*** The records
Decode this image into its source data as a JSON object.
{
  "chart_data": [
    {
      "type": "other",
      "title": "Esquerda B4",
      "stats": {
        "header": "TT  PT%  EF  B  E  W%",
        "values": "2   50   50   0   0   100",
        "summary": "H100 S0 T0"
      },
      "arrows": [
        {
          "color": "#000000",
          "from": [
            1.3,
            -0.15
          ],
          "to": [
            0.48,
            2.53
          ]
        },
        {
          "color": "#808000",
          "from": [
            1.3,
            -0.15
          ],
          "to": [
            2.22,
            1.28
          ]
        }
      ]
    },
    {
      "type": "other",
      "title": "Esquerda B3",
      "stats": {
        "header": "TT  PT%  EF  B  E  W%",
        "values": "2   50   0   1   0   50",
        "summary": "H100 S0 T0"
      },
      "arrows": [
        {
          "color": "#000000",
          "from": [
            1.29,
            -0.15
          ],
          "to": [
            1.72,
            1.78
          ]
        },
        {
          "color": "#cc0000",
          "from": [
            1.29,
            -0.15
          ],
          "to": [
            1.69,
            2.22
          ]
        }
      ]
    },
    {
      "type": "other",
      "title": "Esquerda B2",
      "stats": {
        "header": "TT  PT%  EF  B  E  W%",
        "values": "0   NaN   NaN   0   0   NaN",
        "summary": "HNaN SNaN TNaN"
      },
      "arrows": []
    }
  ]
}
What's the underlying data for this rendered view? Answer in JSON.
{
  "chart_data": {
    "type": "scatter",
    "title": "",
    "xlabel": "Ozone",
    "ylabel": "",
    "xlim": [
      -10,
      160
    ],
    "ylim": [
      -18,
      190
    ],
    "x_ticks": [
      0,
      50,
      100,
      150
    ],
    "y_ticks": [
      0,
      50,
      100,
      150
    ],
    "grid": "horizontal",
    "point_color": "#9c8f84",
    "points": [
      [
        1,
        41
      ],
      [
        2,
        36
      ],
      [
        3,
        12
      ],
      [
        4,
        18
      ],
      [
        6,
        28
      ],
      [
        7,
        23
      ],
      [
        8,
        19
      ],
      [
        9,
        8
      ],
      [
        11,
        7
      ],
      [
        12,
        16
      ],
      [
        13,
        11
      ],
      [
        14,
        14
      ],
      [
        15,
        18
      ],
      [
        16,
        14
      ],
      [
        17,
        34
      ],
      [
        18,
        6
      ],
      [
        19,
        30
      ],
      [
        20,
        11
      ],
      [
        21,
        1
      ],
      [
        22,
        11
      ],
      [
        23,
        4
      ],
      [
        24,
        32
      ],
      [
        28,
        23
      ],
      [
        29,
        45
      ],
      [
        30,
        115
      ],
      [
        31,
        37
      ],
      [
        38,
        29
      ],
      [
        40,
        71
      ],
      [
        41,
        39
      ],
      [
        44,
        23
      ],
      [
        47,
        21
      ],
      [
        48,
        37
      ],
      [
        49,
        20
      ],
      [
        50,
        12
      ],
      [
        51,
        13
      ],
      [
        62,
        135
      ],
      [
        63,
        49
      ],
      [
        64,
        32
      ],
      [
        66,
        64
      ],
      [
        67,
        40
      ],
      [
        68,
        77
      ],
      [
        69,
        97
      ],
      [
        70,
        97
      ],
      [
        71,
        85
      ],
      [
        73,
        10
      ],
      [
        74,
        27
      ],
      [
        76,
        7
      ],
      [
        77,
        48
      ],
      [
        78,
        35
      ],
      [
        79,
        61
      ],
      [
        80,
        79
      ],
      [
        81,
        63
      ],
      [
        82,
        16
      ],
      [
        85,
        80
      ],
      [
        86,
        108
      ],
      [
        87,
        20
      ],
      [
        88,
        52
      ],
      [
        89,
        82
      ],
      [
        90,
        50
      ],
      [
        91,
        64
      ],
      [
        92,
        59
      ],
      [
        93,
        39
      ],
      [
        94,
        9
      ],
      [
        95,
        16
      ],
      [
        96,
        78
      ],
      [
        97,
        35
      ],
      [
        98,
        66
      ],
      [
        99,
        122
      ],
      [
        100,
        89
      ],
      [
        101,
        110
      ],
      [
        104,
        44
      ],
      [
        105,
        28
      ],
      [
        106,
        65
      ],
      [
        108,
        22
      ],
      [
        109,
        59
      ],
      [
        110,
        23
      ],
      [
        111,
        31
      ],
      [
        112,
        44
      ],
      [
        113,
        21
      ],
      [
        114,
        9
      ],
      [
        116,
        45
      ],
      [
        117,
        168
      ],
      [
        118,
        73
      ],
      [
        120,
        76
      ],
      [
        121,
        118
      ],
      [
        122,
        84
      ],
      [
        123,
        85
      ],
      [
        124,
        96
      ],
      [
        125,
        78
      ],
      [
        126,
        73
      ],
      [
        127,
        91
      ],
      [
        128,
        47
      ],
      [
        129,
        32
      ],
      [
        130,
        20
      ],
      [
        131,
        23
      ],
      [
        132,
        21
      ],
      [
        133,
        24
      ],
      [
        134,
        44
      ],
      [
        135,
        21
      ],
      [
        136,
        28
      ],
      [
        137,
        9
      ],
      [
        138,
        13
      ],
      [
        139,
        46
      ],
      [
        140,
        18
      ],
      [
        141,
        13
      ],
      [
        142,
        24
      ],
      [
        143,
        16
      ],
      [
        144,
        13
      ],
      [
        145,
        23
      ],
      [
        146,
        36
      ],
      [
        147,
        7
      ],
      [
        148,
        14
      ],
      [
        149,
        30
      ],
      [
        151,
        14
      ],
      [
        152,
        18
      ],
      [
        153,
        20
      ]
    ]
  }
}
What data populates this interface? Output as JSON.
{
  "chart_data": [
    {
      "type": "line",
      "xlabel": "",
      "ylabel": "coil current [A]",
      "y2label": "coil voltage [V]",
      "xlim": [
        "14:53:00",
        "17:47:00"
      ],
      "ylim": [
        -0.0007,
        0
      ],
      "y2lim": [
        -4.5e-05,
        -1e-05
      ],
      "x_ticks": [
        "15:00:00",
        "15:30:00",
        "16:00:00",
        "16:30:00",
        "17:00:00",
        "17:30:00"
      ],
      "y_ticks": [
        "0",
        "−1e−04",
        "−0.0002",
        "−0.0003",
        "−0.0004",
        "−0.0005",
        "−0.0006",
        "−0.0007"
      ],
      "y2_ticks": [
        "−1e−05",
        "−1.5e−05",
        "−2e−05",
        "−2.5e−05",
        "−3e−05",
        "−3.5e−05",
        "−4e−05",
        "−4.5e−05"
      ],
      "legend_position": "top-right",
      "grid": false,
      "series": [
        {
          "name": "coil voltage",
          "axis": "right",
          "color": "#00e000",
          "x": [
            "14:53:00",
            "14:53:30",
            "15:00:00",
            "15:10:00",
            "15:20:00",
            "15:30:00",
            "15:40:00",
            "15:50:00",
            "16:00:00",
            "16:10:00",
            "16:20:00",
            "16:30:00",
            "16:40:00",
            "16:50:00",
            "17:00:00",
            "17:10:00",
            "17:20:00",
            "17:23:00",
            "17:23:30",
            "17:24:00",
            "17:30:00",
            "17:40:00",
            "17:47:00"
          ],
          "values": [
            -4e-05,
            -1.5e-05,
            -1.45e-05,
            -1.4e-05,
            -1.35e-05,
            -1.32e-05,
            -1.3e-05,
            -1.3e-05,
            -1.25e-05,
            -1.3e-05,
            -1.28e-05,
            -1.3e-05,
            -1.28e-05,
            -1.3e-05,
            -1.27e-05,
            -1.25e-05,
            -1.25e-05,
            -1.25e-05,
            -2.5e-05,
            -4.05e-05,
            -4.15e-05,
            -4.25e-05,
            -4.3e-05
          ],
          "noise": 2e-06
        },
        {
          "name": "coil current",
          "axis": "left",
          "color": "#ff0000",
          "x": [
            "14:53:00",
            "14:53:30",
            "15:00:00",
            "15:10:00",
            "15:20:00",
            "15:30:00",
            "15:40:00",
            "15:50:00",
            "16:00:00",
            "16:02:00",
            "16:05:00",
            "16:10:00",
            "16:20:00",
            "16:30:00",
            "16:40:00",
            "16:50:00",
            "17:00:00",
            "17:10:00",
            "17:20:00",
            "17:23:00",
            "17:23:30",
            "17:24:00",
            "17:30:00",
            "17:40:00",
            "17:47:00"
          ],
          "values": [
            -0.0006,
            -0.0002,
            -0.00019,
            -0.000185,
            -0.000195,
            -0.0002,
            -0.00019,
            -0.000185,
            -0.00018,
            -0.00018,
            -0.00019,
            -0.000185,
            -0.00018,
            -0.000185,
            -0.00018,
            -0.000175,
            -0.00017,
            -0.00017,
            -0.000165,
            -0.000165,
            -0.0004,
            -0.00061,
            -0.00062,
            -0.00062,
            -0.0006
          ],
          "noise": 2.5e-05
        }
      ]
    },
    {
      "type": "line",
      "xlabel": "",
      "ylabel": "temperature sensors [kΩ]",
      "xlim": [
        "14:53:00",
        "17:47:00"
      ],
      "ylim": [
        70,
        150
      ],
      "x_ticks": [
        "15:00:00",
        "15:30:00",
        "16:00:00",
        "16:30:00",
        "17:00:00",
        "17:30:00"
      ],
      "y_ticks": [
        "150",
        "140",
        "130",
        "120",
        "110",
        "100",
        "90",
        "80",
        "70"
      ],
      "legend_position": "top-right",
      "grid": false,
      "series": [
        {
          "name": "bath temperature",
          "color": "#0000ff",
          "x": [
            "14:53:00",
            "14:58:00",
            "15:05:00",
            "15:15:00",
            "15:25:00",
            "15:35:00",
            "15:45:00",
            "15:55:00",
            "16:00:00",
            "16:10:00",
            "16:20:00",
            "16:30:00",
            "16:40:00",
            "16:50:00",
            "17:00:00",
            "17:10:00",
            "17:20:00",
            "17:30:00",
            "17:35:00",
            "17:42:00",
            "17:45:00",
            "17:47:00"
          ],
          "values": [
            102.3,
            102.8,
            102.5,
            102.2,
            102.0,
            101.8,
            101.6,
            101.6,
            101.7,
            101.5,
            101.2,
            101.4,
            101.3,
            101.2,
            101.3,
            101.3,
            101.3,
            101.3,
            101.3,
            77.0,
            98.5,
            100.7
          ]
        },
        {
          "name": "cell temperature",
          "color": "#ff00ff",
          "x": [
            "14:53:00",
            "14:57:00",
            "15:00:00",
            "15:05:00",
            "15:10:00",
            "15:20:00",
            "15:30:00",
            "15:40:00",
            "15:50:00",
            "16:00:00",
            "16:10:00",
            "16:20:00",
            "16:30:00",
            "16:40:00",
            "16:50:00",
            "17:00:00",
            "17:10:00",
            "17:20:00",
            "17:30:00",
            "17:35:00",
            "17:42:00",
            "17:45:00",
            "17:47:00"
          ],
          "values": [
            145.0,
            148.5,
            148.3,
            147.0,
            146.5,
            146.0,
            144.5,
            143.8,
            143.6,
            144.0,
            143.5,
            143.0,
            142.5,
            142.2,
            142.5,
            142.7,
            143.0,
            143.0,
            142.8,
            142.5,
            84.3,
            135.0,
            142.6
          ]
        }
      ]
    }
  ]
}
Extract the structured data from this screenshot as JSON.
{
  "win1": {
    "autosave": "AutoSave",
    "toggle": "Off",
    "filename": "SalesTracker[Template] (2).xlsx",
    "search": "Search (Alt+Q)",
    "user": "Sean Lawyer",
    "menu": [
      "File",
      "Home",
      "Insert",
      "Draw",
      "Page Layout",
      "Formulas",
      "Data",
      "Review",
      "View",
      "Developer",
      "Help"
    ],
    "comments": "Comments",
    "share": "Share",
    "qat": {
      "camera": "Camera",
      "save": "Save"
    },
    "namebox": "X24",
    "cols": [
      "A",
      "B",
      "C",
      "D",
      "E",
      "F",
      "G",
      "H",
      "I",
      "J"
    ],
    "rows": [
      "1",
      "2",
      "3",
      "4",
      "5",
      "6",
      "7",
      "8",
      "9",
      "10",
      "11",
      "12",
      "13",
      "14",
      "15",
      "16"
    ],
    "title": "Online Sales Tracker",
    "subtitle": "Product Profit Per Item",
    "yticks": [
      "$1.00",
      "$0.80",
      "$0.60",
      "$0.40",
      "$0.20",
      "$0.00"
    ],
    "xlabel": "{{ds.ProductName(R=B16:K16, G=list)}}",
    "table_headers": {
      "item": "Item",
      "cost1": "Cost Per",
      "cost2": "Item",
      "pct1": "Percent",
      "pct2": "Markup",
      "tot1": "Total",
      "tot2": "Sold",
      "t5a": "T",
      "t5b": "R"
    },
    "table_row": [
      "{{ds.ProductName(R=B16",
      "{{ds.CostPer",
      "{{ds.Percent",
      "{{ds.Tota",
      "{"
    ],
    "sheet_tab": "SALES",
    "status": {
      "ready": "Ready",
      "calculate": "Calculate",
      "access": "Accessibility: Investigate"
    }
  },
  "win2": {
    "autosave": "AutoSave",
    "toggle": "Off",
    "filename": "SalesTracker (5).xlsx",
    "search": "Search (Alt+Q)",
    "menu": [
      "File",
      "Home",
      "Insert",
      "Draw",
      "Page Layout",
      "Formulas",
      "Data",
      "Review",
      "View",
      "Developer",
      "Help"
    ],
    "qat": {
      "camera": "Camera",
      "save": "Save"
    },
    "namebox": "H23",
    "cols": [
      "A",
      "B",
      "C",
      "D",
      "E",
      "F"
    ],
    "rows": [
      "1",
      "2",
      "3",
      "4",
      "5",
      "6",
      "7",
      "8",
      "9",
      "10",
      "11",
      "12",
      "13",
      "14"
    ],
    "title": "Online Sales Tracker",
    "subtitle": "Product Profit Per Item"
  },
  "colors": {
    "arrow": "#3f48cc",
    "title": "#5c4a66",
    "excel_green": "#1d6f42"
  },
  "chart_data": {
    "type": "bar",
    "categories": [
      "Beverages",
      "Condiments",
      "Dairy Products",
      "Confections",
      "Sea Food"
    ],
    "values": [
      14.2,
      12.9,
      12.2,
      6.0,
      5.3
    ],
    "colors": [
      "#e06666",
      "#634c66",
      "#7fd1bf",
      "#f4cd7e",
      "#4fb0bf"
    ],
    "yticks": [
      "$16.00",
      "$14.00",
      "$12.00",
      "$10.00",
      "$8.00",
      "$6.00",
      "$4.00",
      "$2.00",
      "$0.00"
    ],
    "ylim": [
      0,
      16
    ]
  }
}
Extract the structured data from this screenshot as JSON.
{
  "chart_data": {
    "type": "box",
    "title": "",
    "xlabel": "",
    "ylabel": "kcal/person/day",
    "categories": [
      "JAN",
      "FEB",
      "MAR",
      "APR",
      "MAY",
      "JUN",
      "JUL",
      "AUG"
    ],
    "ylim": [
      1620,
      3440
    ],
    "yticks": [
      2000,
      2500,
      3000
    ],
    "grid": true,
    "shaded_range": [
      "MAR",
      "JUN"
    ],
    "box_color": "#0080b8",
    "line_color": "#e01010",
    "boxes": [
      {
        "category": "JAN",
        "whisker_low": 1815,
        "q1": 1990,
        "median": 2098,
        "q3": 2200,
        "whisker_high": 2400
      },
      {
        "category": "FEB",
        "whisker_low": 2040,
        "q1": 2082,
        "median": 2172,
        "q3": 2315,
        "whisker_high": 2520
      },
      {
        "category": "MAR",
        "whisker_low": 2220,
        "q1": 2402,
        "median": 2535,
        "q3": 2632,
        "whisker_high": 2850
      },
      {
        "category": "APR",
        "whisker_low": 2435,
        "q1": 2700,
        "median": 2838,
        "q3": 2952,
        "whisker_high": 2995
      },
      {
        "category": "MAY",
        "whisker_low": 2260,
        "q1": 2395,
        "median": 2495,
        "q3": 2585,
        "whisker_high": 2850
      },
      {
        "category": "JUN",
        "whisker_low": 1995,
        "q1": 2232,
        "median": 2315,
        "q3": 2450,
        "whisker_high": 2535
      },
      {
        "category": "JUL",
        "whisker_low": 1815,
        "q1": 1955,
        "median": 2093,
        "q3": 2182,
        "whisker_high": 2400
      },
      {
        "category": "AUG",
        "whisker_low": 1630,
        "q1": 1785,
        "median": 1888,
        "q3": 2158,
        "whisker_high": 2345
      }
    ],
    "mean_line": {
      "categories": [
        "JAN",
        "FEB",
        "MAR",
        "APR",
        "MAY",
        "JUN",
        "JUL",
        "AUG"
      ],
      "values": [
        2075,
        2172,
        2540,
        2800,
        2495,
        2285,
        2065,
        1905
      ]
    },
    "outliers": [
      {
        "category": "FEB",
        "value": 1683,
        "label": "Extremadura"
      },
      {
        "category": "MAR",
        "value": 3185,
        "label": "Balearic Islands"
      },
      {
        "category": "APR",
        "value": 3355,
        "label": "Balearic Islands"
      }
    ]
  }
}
******
- Request
Copy each line above that contains the string "JSON".

- Result of the exercise
Decode this image into its source data as a JSON object.
What's the underlying data for this rendered view? Answer in JSON.
What data populates this interface? Output as JSON.
Extract the structured data from this screenshot as JSON.
Extract the structured data from this screenshot as JSON.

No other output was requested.